◆ **Data for this task**:
+++

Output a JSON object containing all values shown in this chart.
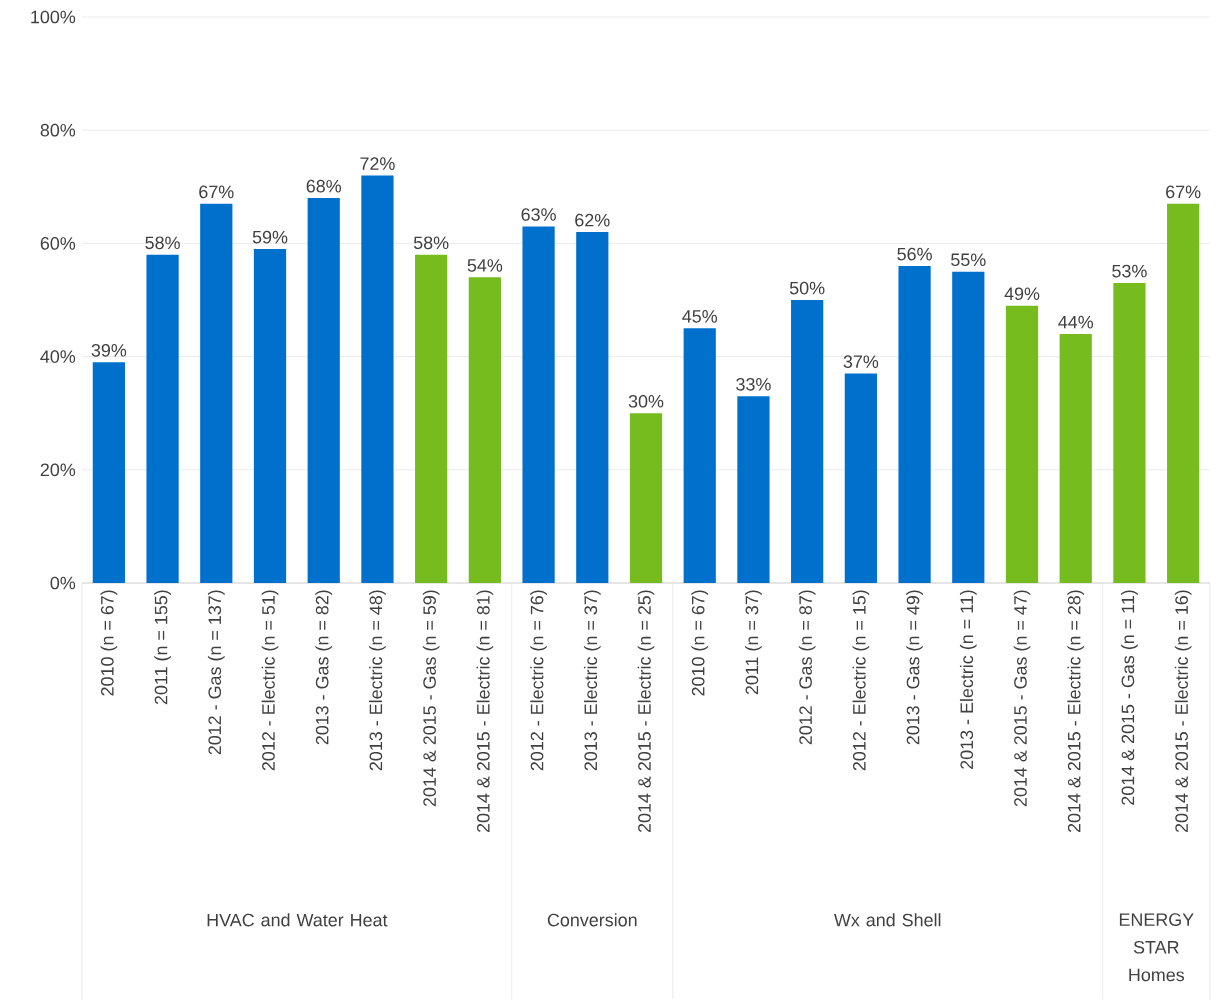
{
  "chart_data": {
    "type": "bar",
    "categories": [
      "2010 (n = 67)",
      "2011 (n = 155)",
      "2012 - Gas (n = 137)",
      "2012 - Electric (n = 51)",
      "2013 - Gas (n = 82)",
      "2013 - Electric (n = 48)",
      "2014 & 2015 - Gas (n = 59)",
      "2014 & 2015 - Electric (n = 81)",
      "2012 - Electric (n = 76)",
      "2013 - Electric (n = 37)",
      "2014 & 2015 - Electric (n = 25)",
      "2010 (n = 67)",
      "2011 (n = 37)",
      "2012 - Gas (n = 87)",
      "2012 - Electric (n = 15)",
      "2013 - Gas (n = 49)",
      "2013 - Electric (n = 11)",
      "2014 & 2015 - Gas (n = 47)",
      "2014 & 2015 - Electric (n = 28)",
      "2014 & 2015 - Gas (n = 11)",
      "2014 & 2015 - Electric (n = 16)"
    ],
    "values": [
      39,
      58,
      67,
      59,
      68,
      72,
      58,
      54,
      63,
      62,
      30,
      45,
      33,
      50,
      37,
      56,
      55,
      49,
      44,
      53,
      67
    ],
    "value_labels": [
      "39%",
      "58%",
      "67%",
      "59%",
      "68%",
      "72%",
      "58%",
      "54%",
      "63%",
      "62%",
      "30%",
      "45%",
      "33%",
      "50%",
      "37%",
      "56%",
      "55%",
      "49%",
      "44%",
      "53%",
      "67%"
    ],
    "colors": [
      "#0070cd",
      "#0070cd",
      "#0070cd",
      "#0070cd",
      "#0070cd",
      "#0070cd",
      "#77bc1f",
      "#77bc1f",
      "#0070cd",
      "#0070cd",
      "#77bc1f",
      "#0070cd",
      "#0070cd",
      "#0070cd",
      "#0070cd",
      "#0070cd",
      "#0070cd",
      "#77bc1f",
      "#77bc1f",
      "#77bc1f",
      "#77bc1f"
    ],
    "annotations": [
      "HVAC and Water Heat",
      "Conversion",
      "Wx and Shell",
      "ENERGY STAR Homes"
    ],
    "ylim": [
      0,
      100
    ],
    "yticks": [
      {
        "value": 0,
        "label": "0%"
      },
      {
        "value": 20,
        "label": "20%"
      },
      {
        "value": 40,
        "label": "40%"
      },
      {
        "value": 60,
        "label": "60%"
      },
      {
        "value": 80,
        "label": "80%"
      },
      {
        "value": 100,
        "label": "100%"
      }
    ],
    "grid": "y"
  }
}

+++

◆ **Exercise details**: Transcribe every record above exactly, leaving out the pictures.

◆ **Solved problem**:
Output a JSON object containing all values shown in this chart.
{
  "chart_data": {
    "type": "bar",
    "categories": [
      "2010 (n = 67)",
      "2011 (n = 155)",
      "2012 - Gas (n = 137)",
      "2012 - Electric (n = 51)",
      "2013 - Gas (n = 82)",
      "2013 - Electric (n = 48)",
      "2014 & 2015 - Gas (n = 59)",
      "2014 & 2015 - Electric (n = 81)",
      "2012 - Electric (n = 76)",
      "2013 - Electric (n = 37)",
      "2014 & 2015 - Electric (n = 25)",
      "2010 (n = 67)",
      "2011 (n = 37)",
      "2012 - Gas (n = 87)",
      "2012 - Electric (n = 15)",
      "2013 - Gas (n = 49)",
      "2013 - Electric (n = 11)",
      "2014 & 2015 - Gas (n = 47)",
      "2014 & 2015 - Electric (n = 28)",
      "2014 & 2015 - Gas (n = 11)",
      "2014 & 2015 - Electric (n = 16)"
    ],
    "values": [
      39,
      58,
      67,
      59,
      68,
      72,
      58,
      54,
      63,
      62,
      30,
      45,
      33,
      50,
      37,
      56,
      55,
      49,
      44,
      53,
      67
    ],
    "value_labels": [
      "39%",
      "58%",
      "67%",
      "59%",
      "68%",
      "72%",
      "58%",
      "54%",
      "63%",
      "62%",
      "30%",
      "45%",
      "33%",
      "50%",
      "37%",
      "56%",
      "55%",
      "49%",
      "44%",
      "53%",
      "67%"
    ],
    "colors": [
      "#0070cd",
      "#0070cd",
      "#0070cd",
      "#0070cd",
      "#0070cd",
      "#0070cd",
      "#77bc1f",
      "#77bc1f",
      "#0070cd",
      "#0070cd",
      "#77bc1f",
      "#0070cd",
      "#0070cd",
      "#0070cd",
      "#0070cd",
      "#0070cd",
      "#0070cd",
      "#77bc1f",
      "#77bc1f",
      "#77bc1f",
      "#77bc1f"
    ],
    "annotations": [
      "HVAC and Water Heat",
      "Conversion",
      "Wx and Shell",
      "ENERGY STAR Homes"
    ],
    "ylim": [
      0,
      100
    ],
    "yticks": [
      {
        "value": 0,
        "label": "0%"
      },
      {
        "value": 20,
        "label": "20%"
      },
      {
        "value": 40,
        "label": "40%"
      },
      {
        "value": 60,
        "label": "60%"
      },
      {
        "value": 80,
        "label": "80%"
      },
      {
        "value": 100,
        "label": "100%"
      }
    ],
    "grid": "y"
  }
}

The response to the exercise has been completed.